Reproduce this listing in full.

begin Supplied material

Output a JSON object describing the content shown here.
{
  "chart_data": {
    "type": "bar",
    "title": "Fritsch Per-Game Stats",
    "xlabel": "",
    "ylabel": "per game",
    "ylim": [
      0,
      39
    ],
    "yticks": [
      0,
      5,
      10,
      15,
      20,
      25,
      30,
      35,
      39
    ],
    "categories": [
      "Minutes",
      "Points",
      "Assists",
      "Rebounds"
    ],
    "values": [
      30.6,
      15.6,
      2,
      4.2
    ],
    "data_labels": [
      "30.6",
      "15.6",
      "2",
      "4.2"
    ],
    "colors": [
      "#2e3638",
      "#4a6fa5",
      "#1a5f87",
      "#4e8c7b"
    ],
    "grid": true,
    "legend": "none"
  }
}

end Supplied material

Answer to the problem =
Output a JSON object describing the content shown here.
{
  "chart_data": {
    "type": "bar",
    "title": "Fritsch Per-Game Stats",
    "xlabel": "",
    "ylabel": "per game",
    "ylim": [
      0,
      39
    ],
    "yticks": [
      0,
      5,
      10,
      15,
      20,
      25,
      30,
      35,
      39
    ],
    "categories": [
      "Minutes",
      "Points",
      "Assists",
      "Rebounds"
    ],
    "values": [
      30.6,
      15.6,
      2,
      4.2
    ],
    "data_labels": [
      "30.6",
      "15.6",
      "2",
      "4.2"
    ],
    "colors": [
      "#2e3638",
      "#4a6fa5",
      "#1a5f87",
      "#4e8c7b"
    ],
    "grid": true,
    "legend": "none"
  }
}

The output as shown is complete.